_Extract provided_
Hidden amid the hedges and stone walls of this sun-baked holiday island is the final resting place for dozens of boats that have brought thousands of illegal immigrants from North Africa in search of a new life in Europe.

Their chipped hulls bear Arabic script and crude drawings of swordfish and dolphins. Scraps of clothing and water bottles litter their grimy decks.

Now Italy is set to launch a campaign to stanch the flow of boats bound for Lampedusa, the country's southernmost scrap of territory, a tiny island that lies closer to Tunisia than it does to Sicily.

Starting May 15, the Italian Navy will work with its Libyan counterpart to intercept and turn back rickety boats packed with desperate Africans. Italy's interior minister, Roberto Maroni, has confidently predicted that "on that day I expect the flow of people entering Italy from Libya to stop and the problem to be resolved."

But with just six motor boats to patrol Libya's lengthy coastline, many Italians doubt the patrols will make much of a difference, especially considering the risks people are willing to take, says Laura Boldrini, spokeswoman for the UN High Commissioner for Refugees in Italy.

_Task instructions_
Reproduce the text about the boats bound for Lampedusa word for word, from start to finish. The material that follows is drawn from a separate source.

_Provided material_
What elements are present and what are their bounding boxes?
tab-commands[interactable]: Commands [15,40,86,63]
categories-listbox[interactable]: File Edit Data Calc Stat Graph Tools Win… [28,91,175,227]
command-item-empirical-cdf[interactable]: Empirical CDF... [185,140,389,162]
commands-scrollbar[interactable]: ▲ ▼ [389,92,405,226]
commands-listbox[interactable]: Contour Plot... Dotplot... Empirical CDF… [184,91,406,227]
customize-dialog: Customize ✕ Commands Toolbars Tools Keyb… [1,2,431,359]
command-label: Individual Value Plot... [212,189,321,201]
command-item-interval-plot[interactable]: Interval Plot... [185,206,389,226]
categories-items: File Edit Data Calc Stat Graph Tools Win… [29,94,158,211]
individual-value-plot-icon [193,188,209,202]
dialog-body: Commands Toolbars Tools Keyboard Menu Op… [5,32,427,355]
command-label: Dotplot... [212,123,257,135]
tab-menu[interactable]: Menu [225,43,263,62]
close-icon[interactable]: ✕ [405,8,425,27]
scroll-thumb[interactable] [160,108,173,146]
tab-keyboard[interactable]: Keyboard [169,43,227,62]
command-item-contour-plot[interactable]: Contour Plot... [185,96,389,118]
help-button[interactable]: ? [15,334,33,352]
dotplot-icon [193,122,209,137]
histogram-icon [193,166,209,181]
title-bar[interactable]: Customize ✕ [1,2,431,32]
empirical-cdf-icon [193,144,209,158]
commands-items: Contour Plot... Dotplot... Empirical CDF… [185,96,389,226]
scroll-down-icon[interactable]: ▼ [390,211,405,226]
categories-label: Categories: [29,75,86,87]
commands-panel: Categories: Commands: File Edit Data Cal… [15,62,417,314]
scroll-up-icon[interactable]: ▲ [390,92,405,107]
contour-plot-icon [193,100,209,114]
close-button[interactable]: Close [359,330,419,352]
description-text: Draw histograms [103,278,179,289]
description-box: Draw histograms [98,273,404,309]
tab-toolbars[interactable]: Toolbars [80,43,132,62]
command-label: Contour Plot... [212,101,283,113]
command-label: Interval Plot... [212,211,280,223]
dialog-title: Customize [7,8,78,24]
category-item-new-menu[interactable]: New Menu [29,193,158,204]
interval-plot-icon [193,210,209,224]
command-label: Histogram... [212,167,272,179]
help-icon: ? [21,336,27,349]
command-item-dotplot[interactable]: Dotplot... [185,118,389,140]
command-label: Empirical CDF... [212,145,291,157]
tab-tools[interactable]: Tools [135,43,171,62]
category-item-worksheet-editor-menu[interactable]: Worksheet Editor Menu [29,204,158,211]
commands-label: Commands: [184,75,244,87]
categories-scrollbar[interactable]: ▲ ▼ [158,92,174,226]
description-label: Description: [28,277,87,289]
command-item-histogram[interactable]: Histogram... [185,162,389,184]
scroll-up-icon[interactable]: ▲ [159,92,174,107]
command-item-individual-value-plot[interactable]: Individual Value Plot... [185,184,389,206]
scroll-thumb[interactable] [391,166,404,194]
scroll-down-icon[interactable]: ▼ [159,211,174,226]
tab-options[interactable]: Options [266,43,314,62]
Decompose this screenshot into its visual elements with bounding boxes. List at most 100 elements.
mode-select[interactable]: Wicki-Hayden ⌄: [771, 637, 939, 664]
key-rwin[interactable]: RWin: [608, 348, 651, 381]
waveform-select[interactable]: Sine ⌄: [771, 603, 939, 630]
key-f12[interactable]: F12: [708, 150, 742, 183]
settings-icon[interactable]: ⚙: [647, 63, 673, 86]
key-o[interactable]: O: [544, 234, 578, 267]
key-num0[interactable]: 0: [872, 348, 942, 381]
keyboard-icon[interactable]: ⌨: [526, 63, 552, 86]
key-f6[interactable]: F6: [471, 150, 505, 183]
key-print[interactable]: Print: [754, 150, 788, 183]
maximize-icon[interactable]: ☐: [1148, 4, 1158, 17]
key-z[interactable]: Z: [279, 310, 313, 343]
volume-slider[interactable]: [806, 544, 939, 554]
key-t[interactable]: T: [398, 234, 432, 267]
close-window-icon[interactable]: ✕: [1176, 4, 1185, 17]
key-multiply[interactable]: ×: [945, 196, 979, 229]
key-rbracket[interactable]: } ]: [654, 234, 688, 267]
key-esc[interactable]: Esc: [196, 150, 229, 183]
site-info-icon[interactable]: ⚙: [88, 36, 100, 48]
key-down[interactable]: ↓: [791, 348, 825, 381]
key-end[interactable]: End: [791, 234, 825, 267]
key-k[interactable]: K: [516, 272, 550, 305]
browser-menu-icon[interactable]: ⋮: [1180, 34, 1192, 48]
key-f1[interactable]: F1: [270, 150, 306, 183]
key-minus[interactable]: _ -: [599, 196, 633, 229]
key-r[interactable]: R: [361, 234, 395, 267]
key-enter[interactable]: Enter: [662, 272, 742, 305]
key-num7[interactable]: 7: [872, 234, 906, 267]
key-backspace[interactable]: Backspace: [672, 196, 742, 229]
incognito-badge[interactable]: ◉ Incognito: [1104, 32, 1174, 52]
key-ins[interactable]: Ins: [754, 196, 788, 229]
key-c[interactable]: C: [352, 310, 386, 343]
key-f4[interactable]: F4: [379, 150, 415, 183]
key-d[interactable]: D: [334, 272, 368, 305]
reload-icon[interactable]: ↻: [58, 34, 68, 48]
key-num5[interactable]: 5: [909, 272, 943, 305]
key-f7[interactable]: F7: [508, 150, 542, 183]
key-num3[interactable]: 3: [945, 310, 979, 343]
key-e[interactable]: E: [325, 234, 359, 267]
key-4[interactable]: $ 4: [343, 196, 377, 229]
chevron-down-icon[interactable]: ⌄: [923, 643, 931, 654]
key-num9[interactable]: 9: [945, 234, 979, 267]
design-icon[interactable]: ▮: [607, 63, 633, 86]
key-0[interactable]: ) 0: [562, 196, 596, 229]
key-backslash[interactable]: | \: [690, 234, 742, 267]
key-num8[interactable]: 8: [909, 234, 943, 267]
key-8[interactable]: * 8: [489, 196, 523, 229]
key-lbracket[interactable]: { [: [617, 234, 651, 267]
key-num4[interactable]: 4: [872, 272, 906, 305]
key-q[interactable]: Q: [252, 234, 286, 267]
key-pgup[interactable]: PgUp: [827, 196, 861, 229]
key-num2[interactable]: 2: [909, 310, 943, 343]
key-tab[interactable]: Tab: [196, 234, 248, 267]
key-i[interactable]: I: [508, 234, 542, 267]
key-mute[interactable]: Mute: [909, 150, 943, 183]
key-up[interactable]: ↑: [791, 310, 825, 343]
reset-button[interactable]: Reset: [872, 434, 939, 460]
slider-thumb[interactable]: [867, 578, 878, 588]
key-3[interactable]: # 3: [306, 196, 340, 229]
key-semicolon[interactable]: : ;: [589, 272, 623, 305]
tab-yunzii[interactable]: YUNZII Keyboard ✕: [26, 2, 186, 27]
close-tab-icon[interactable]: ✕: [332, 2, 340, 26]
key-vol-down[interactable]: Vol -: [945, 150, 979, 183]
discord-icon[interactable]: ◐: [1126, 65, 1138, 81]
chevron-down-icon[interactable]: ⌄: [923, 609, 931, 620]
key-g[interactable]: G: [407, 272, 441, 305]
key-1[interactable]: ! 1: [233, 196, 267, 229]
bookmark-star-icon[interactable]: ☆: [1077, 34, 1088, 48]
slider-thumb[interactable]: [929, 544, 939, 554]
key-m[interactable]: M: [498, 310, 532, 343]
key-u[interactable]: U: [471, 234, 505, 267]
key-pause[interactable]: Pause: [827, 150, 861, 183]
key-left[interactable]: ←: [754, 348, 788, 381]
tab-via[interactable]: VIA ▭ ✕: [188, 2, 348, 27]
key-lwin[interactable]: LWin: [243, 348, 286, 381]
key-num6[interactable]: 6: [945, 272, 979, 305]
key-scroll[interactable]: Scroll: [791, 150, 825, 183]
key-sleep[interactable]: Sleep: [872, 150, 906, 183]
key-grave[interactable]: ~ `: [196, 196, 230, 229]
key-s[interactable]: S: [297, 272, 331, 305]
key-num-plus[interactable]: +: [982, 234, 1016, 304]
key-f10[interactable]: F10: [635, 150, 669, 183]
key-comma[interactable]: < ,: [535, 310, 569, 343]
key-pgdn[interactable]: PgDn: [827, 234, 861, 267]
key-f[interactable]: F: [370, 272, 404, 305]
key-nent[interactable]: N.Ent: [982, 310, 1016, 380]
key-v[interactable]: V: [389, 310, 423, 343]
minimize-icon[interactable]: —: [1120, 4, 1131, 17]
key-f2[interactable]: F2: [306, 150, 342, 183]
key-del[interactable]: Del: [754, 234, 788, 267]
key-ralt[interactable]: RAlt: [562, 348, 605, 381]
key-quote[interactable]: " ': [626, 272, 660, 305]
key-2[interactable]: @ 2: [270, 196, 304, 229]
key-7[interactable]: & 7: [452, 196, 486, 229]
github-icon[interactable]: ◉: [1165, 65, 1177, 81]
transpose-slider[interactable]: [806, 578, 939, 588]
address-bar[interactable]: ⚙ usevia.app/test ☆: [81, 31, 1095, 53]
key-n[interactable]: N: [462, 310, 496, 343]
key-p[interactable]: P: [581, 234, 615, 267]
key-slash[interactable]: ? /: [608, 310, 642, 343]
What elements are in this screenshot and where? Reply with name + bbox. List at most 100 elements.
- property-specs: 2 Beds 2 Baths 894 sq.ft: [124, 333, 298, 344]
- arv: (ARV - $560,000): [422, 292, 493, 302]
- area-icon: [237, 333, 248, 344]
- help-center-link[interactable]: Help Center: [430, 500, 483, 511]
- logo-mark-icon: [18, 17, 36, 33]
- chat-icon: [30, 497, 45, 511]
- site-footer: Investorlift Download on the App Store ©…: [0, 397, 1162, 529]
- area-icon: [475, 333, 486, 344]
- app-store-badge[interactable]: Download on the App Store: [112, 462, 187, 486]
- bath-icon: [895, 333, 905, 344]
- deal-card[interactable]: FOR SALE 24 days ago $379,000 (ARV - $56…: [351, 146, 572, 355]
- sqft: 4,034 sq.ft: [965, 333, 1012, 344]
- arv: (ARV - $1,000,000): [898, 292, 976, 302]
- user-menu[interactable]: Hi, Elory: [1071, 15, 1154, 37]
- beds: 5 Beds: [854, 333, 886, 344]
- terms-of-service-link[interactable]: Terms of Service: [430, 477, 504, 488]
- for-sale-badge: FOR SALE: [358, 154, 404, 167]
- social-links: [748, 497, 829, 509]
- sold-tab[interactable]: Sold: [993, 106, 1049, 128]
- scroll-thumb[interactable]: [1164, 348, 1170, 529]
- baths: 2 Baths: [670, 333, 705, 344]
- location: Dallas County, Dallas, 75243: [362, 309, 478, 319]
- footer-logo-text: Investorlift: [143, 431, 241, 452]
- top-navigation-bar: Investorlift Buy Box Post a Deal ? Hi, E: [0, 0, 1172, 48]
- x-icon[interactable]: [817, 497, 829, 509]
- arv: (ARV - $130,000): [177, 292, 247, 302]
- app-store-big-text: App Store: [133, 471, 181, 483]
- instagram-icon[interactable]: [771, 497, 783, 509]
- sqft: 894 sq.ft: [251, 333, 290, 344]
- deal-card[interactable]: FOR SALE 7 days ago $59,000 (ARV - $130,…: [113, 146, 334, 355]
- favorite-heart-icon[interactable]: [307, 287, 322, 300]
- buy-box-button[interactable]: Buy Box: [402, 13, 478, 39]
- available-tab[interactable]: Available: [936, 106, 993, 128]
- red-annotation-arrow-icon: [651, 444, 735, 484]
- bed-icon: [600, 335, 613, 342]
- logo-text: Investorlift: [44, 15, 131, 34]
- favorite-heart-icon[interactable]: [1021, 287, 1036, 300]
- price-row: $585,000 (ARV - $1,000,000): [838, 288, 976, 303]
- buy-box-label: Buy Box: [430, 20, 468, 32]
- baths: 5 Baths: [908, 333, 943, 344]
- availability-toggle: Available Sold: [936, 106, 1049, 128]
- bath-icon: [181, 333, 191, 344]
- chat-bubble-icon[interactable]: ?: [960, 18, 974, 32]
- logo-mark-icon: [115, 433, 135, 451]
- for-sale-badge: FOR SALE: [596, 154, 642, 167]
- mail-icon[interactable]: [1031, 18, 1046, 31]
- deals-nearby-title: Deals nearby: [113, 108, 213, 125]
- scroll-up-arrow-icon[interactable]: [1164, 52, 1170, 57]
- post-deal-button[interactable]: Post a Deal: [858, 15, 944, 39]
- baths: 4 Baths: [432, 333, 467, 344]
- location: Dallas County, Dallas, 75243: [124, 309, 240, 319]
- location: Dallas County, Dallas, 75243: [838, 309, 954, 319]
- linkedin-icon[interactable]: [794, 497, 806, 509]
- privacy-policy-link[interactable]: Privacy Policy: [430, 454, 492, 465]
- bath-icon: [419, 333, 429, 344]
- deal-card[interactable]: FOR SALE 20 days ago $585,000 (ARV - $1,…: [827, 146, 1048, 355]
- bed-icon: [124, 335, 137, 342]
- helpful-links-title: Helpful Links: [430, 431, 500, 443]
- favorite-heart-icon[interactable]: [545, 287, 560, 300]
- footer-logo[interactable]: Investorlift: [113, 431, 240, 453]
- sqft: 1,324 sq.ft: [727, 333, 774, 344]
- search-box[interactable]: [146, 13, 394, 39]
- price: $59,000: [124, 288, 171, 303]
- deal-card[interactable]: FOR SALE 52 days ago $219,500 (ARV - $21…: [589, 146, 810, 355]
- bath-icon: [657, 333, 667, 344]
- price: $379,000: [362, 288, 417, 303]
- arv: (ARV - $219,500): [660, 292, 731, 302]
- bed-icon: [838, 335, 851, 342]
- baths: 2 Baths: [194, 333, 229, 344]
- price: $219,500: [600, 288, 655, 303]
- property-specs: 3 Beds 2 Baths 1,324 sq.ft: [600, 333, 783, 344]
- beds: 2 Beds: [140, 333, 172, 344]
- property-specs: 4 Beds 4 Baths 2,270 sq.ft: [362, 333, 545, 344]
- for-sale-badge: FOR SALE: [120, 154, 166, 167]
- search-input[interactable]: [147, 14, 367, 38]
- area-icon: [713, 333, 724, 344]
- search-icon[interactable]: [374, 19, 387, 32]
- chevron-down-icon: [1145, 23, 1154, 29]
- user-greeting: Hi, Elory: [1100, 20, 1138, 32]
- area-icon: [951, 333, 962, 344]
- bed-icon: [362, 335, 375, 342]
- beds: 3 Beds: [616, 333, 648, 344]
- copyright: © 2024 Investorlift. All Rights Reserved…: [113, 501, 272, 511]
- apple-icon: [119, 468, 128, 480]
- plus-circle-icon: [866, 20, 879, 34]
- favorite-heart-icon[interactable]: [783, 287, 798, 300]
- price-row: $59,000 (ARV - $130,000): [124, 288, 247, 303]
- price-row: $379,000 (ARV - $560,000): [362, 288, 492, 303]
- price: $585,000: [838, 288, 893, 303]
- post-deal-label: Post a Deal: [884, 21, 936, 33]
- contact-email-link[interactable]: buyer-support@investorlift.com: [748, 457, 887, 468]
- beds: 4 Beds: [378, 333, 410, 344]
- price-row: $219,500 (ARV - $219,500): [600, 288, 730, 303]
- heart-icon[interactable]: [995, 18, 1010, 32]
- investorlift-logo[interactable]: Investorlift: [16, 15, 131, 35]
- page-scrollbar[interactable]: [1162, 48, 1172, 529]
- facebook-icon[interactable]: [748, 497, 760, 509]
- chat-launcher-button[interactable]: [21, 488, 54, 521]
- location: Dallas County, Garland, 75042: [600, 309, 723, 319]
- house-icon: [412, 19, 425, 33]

_Solution for this exercise_
Hidden amid the hedges and stone walls of this sun-baked holiday island is the final resting place for dozens of boats that have brought thousands of illegal immigrants from North Africa in search of a new life in Europe.

Their chipped hulls bear Arabic script and crude drawings of swordfish and dolphins. Scraps of clothing and water bottles litter their grimy decks.

Now Italy is set to launch a campaign to stanch the flow of boats bound for Lampedusa, the country's southernmost scrap of territory, a tiny island that lies closer to Tunisia than it does to Sicily.

Starting May 15, the Italian Navy will work with its Libyan counterpart to intercept and turn back rickety boats packed with desperate Africans. Italy's interior minister, Roberto Maroni, has confidently predicted that "on that day I expect the flow of people entering Italy from Libya to stop and the problem to be resolved."

But with just six motor boats to patrol Libya's lengthy coastline, many Italians doubt the patrols will make much of a difference, especially considering the risks people are willing to take, says Laura Boldrini, spokeswoman for the UN High Commissioner for Refugees in Italy.